*Available records:*

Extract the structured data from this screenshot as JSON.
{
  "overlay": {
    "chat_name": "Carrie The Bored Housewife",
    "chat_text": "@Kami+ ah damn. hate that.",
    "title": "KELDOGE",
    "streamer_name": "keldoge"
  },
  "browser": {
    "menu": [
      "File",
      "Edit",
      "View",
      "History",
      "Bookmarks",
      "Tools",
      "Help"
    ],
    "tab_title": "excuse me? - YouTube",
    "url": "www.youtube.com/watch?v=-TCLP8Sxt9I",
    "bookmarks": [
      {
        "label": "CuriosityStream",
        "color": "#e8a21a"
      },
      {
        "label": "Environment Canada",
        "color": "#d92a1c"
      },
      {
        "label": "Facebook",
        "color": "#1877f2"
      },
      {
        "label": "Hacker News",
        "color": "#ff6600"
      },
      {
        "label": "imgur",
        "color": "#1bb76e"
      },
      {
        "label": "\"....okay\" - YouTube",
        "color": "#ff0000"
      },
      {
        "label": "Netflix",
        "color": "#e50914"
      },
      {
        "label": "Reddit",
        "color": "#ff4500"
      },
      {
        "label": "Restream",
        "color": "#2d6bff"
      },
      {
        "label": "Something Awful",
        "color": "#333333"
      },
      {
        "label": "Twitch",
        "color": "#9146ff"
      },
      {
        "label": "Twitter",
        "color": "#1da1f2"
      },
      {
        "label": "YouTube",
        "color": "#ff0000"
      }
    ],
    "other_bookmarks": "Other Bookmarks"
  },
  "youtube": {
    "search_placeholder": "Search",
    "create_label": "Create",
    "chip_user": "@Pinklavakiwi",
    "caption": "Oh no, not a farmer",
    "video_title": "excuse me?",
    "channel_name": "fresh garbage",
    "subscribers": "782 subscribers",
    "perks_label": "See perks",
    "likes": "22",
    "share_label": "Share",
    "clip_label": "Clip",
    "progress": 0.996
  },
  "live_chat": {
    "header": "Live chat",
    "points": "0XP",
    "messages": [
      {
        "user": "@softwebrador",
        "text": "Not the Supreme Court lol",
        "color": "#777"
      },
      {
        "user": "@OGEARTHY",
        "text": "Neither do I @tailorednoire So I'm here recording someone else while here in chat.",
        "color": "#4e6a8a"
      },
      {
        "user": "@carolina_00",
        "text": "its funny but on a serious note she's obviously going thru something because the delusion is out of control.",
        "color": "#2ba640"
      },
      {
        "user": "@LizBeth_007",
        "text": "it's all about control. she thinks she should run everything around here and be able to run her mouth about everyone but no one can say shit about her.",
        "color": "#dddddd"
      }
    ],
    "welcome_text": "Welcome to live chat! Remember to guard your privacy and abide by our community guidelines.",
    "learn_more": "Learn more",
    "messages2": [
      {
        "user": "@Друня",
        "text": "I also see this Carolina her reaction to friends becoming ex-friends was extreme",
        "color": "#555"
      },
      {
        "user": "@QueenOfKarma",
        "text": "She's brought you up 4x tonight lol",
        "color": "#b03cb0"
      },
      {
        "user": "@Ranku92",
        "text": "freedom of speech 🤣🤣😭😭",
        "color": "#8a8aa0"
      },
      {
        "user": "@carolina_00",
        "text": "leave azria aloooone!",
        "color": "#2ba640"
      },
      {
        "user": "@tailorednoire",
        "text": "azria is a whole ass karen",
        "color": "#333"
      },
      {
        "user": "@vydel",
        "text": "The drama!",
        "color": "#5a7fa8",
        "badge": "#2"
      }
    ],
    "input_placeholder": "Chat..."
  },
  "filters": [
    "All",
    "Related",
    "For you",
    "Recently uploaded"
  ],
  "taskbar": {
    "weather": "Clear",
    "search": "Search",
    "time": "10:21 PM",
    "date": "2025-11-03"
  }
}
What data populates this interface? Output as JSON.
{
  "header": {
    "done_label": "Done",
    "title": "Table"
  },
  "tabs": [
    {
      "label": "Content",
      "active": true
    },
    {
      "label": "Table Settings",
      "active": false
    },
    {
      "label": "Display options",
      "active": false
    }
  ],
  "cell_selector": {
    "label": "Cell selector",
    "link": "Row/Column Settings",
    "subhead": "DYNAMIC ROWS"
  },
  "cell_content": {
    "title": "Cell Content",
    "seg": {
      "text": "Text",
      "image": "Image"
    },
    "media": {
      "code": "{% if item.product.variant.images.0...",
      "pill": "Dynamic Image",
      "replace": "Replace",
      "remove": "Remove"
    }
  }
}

*Set problem:* In the listing above, how many lines include the word "data"? Answer with the number and nothing more.

*Reply:* 2